■ PROBLEM TO SOLVE:
Scan the lines below; pull out those with "인수분해".

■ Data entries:

· · ·

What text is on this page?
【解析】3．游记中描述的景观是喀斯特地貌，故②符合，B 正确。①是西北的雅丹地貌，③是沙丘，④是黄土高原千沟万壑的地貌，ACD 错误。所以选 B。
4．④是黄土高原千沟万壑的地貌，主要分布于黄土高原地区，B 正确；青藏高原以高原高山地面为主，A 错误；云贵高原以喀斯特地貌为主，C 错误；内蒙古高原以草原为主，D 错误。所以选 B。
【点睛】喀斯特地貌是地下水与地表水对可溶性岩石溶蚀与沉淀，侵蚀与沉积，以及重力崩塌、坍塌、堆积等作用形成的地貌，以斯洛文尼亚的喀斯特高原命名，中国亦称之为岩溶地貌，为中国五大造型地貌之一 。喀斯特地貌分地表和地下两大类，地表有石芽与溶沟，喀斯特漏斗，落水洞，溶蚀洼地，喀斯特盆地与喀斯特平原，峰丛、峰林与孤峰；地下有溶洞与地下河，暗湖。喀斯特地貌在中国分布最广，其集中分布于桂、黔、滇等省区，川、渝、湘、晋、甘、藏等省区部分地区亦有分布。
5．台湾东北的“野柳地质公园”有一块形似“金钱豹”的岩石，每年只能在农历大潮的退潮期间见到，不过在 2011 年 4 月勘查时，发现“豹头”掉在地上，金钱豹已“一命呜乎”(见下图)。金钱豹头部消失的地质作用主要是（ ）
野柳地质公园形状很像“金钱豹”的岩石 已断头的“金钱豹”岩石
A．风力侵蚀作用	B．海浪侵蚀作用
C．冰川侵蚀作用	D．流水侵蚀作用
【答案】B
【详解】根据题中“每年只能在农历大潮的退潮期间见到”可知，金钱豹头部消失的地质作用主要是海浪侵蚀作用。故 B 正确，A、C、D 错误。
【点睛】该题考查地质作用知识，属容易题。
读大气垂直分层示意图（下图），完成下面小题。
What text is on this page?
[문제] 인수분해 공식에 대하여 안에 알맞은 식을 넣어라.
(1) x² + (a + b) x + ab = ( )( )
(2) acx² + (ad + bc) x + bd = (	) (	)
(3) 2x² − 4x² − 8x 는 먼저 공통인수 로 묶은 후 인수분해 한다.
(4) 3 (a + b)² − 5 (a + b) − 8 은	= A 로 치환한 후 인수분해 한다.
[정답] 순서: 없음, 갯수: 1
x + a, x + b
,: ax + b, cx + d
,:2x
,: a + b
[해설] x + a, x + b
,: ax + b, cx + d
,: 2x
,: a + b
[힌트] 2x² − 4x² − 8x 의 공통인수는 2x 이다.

· · ·

■ ANSWER FOR THIS EXERCISE:
[문제] 인수분해 공식에 대하여 안에 알맞은 식을 넣어라.
(3) 2x² − 4x² − 8x 는 먼저 공통인수 로 묶은 후 인수분해 한다.
(4) 3 (a + b)² − 5 (a + b) − 8 은	= A 로 치환한 후 인수분해 한다.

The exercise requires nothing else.